▶ _Instruction_: In the data below, find every line that has the string "level", and copy it.

▶ _Entries provided_:
══════

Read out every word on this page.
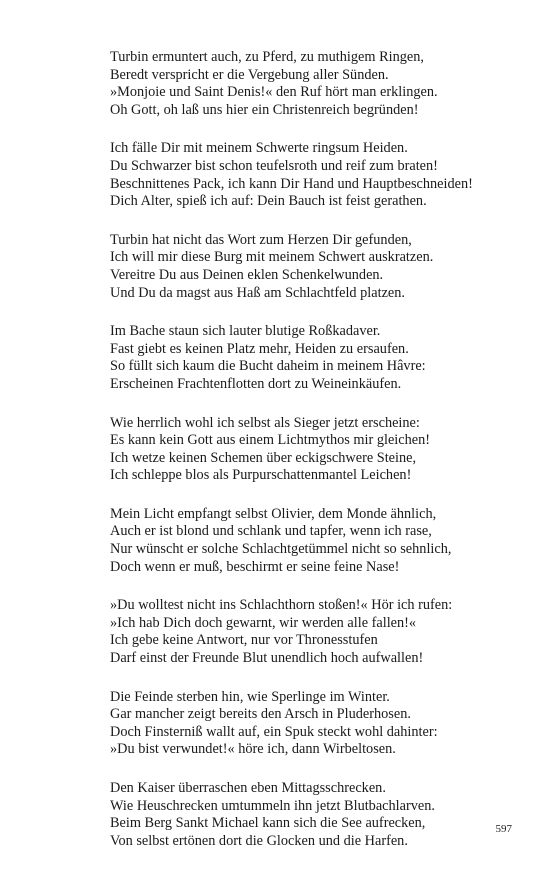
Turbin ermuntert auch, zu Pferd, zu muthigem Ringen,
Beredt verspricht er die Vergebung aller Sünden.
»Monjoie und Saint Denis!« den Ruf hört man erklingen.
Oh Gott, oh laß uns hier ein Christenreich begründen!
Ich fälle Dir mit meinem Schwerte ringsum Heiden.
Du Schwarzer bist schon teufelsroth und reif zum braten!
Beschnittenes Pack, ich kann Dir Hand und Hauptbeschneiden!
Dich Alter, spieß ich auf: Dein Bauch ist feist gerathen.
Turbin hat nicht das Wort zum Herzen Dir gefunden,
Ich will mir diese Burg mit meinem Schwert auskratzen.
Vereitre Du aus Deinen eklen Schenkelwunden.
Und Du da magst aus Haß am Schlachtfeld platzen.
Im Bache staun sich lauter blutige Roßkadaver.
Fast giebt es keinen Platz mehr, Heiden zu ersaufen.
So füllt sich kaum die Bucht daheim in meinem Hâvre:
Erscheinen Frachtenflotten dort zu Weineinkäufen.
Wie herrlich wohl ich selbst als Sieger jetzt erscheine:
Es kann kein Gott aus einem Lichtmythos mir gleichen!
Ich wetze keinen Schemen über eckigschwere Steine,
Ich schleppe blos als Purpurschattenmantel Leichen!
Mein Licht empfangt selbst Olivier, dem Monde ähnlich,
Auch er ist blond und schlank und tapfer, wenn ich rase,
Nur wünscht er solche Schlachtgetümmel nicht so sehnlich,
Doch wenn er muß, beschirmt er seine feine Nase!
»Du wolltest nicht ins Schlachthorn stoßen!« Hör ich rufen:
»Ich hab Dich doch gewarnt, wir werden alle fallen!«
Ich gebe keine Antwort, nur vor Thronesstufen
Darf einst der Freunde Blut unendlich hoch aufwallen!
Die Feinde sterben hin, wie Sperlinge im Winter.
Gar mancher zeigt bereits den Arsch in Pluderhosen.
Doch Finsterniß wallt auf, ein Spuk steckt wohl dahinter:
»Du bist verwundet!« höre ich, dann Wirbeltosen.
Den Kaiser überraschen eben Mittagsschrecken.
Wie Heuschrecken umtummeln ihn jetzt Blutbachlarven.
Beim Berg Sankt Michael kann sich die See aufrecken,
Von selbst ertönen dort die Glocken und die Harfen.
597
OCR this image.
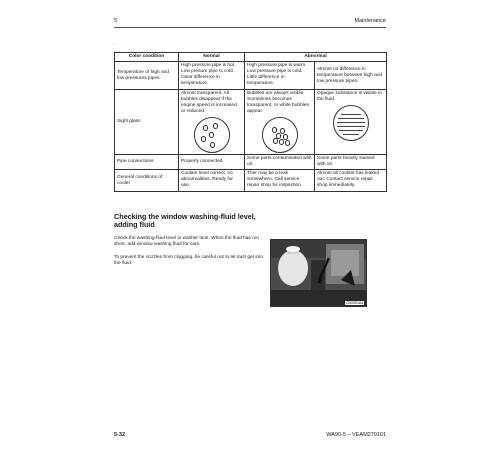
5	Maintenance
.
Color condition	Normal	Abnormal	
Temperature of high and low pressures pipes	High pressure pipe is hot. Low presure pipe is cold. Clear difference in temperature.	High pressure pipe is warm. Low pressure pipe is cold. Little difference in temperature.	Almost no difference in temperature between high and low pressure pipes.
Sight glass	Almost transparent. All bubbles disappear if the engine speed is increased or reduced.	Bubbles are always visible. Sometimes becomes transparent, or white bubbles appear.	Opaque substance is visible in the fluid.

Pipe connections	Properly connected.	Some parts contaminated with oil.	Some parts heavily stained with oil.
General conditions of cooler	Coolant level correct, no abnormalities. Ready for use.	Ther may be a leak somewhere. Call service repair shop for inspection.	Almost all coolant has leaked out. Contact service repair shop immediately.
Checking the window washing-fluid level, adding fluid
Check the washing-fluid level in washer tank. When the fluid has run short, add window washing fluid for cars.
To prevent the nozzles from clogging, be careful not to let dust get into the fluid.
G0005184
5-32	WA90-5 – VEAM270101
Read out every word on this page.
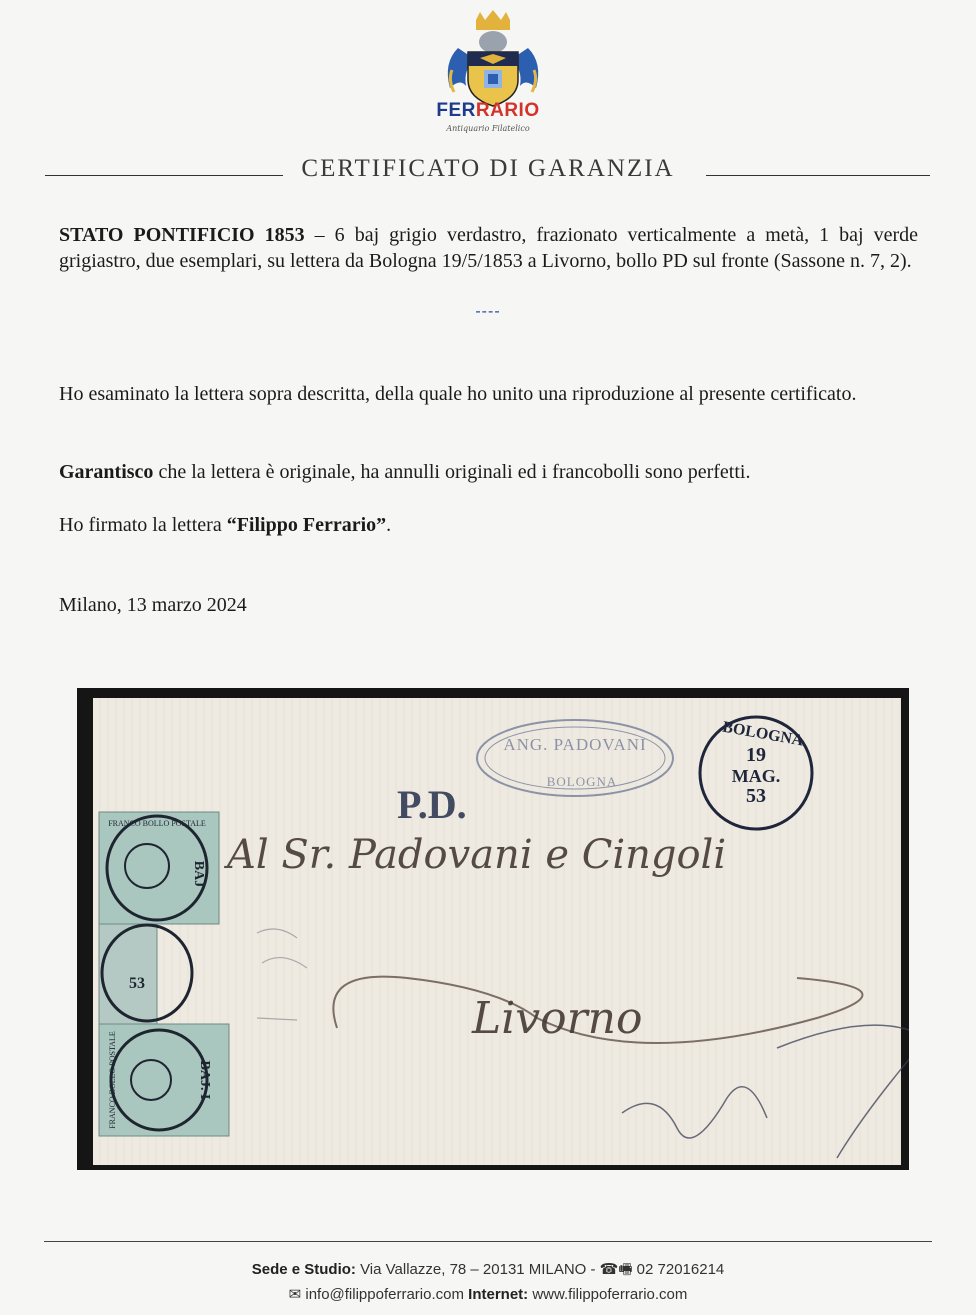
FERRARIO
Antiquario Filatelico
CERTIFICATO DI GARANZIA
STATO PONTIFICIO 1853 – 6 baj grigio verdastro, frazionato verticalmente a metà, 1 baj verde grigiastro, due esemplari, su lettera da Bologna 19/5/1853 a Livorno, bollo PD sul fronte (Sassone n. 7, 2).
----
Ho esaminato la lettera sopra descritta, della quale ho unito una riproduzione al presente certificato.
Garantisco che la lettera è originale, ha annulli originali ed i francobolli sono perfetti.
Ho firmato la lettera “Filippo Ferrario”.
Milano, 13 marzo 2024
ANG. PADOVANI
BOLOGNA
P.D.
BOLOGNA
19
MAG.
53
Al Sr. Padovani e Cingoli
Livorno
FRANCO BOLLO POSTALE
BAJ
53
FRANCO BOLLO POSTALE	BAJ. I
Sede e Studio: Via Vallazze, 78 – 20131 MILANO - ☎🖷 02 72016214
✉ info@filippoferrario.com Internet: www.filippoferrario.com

══════

▶ _Answer to this task_:
General conditions of cooler	Coolant level correct, no abnormalities. Ready for use.	Ther may be a leak somewhere. Call service repair shop for inspection.	Almost all coolant has leaked out. Contact service repair shop immediately.
Checking the window washing-fluid level, adding fluid
Check the washing-fluid level in washer tank. When the fluid has run short, add window washing fluid for cars.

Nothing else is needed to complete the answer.